=== Given exercise ===
Every line that holds the string "postulaty" is to be identified and copied.

Data records

★ ★ ★ ★ ★ ★ ★

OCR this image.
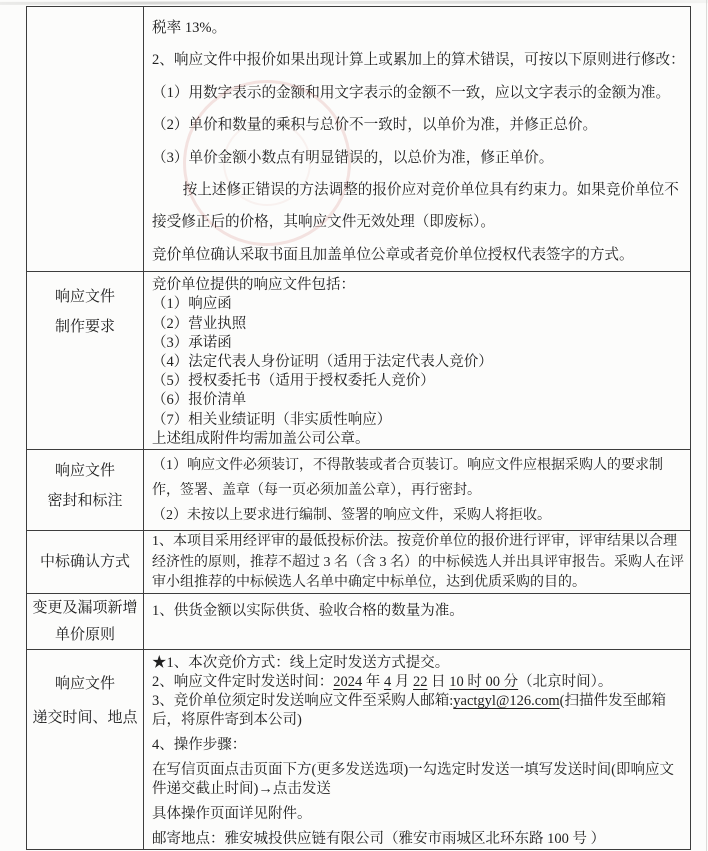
税率 13%。

2、响应文件中报价如果出现计算上或累加上的算术错误，可按以下原则进行修改：

（1）用数字表示的金额和用文字表示的金额不一致，应以文字表示的金额为准。

（2）单价和数量的乘积与总价不一致时，以单价为准，并修正总价。

（3）单价金额小数点有明显错误的，以总价为准，修正单价。

按上述修正错误的方法调整的报价应对竞价单位具有约束力。如果竞价单位不接受修正后的价格，其响应文件无效处理（即废标）。

竞价单位确认采取书面且加盖单位公章或者竞价单位授权代表签字的方式。

响应文件

制作要求

竞价单位提供的响应文件包括：

（1）响应函

（2）营业执照

（3）承诺函

（4）法定代表人身份证明（适用于法定代表人竞价）

（5）授权委托书（适用于授权委托人竞价）

（6）报价清单

（7）相关业绩证明（非实质性响应）

上述组成附件均需加盖公司公章。

响应文件

密封和标注

（1）响应文件必须装订，不得散装或者合页装订。响应文件应根据采购人的要求制作，签署、盖章（每一页必须加盖公章），再行密封。

（2）未按以上要求进行编制、签署的响应文件，采购人将拒收。

中标确认方式

1、本项目采用经评审的最低投标价法。按竞价单位的报价进行评审，评审结果以合理经济性的原则，推荐不超过 3 名（含 3 名）的中标候选人并出具评审报告。采购人在评审小组推荐的中标候选人名单中确定中标单位，达到优质采购的目的。

变更及漏项新增

单价原则

1、供货金额以实际供货、验收合格的数量为准。

响应文件

递交时间、地点

★1、本次竞价方式：线上定时发送方式提交。

2、响应文件定时发送时间：2024 年 4 月 22 日 10 时 00 分（北京时间）。

3、竞价单位须定时发送响应文件至采购人邮箱:yactgyl@126.com(扫描件发至邮箱后，将原件寄到本公司)

4、操作步骤：

在写信页面点击页面下方(更多发送选项)一勾选定时发送一填写发送时间(即响应文件递交截止时间)→点击发送

具体操作页面详见附件。

邮寄地点：雅安城投供应链有限公司（雅安市雨城区北环东路 100 号 ）
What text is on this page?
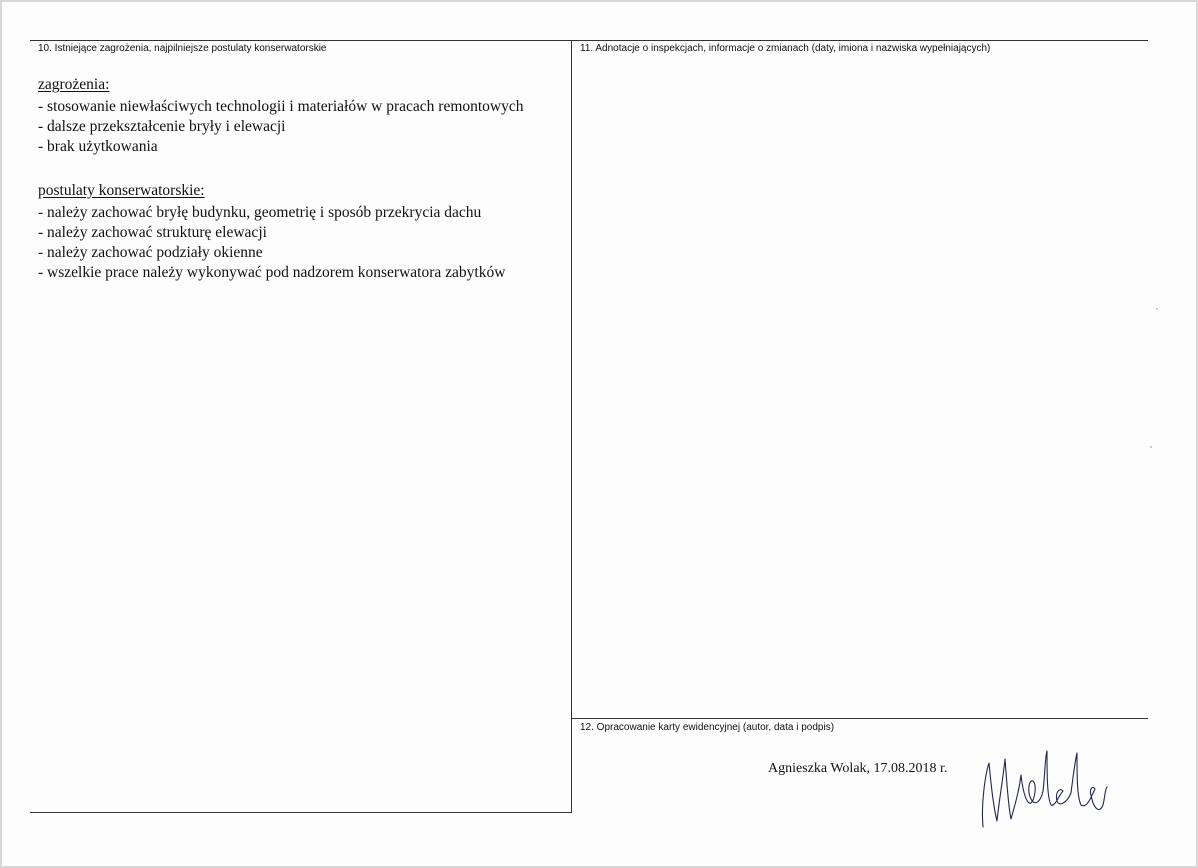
10. Istniejące zagrożenia, najpilniejsze postulaty konserwatorskie
zagrożenia:
- stosowanie niewłaściwych technologii i materiałów w pracach remontowych
- dalsze przekształcenie bryły i elewacji
- brak użytkowania
postulaty konserwatorskie:
- należy zachować bryłę budynku, geometrię i sposób przekrycia dachu
- należy zachować strukturę elewacji
- należy zachować podziały okienne
- wszelkie prace należy wykonywać pod nadzorem konserwatora zabytków
11. Adnotacje o inspekcjach, informacje o zmianach (daty, imiona i nazwiska wypełniających)
12. Opracowanie karty ewidencyjnej (autor, data i podpis)
Agnieszka Wolak, 17.08.2018 r.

★ ★ ★ ★ ★ ★ ★

=== Final result ===
10. Istniejące zagrożenia, najpilniejsze postulaty konserwatorskie
postulaty konserwatorskie:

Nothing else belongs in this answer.